Beneath this task is a listing. State how many of its lines include the string "LEFKOWITZ", giving nothing but the number.

**** The records ****

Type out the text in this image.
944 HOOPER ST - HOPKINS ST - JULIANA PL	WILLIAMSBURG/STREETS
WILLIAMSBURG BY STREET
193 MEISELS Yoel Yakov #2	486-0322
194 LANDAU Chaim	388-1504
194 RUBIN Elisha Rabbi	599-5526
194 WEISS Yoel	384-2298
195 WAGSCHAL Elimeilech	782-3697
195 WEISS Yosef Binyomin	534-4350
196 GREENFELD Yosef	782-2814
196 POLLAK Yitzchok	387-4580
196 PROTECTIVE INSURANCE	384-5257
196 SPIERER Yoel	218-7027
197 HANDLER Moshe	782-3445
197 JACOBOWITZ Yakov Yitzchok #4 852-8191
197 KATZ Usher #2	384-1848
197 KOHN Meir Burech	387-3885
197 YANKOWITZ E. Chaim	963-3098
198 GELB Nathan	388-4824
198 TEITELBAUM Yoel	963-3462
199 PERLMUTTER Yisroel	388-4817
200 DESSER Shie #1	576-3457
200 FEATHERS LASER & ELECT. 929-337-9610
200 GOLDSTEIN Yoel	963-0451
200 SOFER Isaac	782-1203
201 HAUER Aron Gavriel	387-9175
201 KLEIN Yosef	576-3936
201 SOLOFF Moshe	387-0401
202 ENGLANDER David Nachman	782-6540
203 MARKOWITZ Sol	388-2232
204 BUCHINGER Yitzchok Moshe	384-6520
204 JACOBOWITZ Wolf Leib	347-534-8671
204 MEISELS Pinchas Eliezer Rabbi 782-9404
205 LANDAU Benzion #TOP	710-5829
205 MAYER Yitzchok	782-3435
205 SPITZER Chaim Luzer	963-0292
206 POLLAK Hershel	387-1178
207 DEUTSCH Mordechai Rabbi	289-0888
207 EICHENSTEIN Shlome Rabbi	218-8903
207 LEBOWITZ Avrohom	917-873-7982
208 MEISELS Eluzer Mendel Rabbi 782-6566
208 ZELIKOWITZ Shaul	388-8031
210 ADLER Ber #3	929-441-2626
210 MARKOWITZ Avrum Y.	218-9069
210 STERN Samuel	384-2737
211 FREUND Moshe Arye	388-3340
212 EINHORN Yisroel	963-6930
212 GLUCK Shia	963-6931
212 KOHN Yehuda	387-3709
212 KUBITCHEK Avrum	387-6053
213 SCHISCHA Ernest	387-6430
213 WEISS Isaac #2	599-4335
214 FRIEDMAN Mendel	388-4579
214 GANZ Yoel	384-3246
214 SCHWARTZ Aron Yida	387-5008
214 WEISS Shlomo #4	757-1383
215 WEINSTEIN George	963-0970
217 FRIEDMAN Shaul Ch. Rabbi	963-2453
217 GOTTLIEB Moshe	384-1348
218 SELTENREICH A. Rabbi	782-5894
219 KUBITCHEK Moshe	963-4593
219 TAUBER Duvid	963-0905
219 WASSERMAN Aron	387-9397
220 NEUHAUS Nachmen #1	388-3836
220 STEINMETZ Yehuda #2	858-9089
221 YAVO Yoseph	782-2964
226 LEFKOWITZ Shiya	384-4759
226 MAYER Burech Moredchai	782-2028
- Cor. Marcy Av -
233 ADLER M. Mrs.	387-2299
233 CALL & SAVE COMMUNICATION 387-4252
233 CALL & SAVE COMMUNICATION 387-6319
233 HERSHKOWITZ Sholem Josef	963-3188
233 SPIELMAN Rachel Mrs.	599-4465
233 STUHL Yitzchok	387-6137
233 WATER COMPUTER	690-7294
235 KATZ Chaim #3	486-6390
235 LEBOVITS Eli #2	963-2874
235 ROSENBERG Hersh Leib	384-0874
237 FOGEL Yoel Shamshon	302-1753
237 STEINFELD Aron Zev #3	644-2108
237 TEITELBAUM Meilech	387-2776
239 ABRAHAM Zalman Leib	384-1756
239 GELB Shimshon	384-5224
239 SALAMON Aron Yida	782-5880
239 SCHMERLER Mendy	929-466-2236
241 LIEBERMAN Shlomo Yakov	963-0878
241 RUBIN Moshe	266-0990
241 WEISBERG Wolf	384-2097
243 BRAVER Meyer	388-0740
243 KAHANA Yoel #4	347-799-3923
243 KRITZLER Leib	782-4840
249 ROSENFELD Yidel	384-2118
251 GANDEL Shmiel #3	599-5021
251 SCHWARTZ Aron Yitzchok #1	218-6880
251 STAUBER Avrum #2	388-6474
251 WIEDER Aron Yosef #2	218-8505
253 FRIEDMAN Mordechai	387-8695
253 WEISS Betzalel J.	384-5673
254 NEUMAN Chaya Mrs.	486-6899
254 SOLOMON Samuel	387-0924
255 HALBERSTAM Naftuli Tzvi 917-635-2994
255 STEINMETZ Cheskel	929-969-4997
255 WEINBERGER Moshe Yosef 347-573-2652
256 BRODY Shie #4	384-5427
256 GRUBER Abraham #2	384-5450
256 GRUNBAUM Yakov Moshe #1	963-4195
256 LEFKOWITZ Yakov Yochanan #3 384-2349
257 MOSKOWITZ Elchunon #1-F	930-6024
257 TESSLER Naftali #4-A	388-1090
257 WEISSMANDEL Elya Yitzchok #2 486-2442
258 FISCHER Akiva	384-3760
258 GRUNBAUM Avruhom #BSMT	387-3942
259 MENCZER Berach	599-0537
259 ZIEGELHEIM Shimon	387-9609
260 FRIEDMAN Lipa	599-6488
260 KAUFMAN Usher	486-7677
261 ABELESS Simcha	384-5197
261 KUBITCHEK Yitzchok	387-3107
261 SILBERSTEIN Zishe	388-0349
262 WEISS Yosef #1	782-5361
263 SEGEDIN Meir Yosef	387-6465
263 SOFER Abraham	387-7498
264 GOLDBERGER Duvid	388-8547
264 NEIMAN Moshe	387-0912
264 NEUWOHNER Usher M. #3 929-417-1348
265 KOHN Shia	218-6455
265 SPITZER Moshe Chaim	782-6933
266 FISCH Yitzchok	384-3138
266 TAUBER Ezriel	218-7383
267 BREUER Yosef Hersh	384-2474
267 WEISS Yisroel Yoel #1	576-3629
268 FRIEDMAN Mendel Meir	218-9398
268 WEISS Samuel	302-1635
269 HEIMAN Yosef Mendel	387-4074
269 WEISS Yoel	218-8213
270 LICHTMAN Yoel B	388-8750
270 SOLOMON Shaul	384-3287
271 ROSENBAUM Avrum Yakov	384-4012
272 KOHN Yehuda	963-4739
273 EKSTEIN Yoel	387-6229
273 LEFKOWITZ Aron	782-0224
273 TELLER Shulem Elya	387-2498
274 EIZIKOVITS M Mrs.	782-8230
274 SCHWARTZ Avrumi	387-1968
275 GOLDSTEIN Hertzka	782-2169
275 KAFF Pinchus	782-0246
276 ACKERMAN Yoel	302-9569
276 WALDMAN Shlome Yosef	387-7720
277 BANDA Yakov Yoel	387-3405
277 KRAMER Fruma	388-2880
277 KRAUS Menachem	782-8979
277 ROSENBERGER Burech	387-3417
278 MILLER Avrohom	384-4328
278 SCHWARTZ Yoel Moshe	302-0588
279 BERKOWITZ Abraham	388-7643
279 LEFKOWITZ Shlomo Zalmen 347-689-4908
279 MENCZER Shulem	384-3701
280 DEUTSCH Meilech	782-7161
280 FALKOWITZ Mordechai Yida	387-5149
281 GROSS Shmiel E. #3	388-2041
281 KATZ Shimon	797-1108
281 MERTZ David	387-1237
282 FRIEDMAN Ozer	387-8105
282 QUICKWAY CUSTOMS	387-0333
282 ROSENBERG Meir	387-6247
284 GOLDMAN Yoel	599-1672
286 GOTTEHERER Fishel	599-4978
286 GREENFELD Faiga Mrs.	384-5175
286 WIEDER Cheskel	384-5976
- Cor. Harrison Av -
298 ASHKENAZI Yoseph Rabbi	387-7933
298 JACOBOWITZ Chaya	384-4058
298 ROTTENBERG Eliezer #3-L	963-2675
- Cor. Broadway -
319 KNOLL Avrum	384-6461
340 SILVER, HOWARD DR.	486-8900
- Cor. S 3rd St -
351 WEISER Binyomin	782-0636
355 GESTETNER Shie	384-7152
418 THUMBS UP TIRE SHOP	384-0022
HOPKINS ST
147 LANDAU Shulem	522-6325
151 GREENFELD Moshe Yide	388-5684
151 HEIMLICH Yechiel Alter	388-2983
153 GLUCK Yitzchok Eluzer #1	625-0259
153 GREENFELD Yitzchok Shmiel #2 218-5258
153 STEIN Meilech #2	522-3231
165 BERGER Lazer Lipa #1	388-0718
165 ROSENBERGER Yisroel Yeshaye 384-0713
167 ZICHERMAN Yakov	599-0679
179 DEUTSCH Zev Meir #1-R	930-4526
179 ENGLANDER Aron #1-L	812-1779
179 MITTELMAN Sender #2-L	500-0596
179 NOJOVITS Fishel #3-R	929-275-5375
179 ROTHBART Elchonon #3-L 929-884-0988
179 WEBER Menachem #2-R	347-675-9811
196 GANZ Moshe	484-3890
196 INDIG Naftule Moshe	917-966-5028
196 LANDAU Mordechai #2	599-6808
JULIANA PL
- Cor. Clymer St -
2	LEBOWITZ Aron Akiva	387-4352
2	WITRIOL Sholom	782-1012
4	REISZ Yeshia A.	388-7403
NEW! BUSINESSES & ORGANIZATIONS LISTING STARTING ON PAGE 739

****

Task solution: 4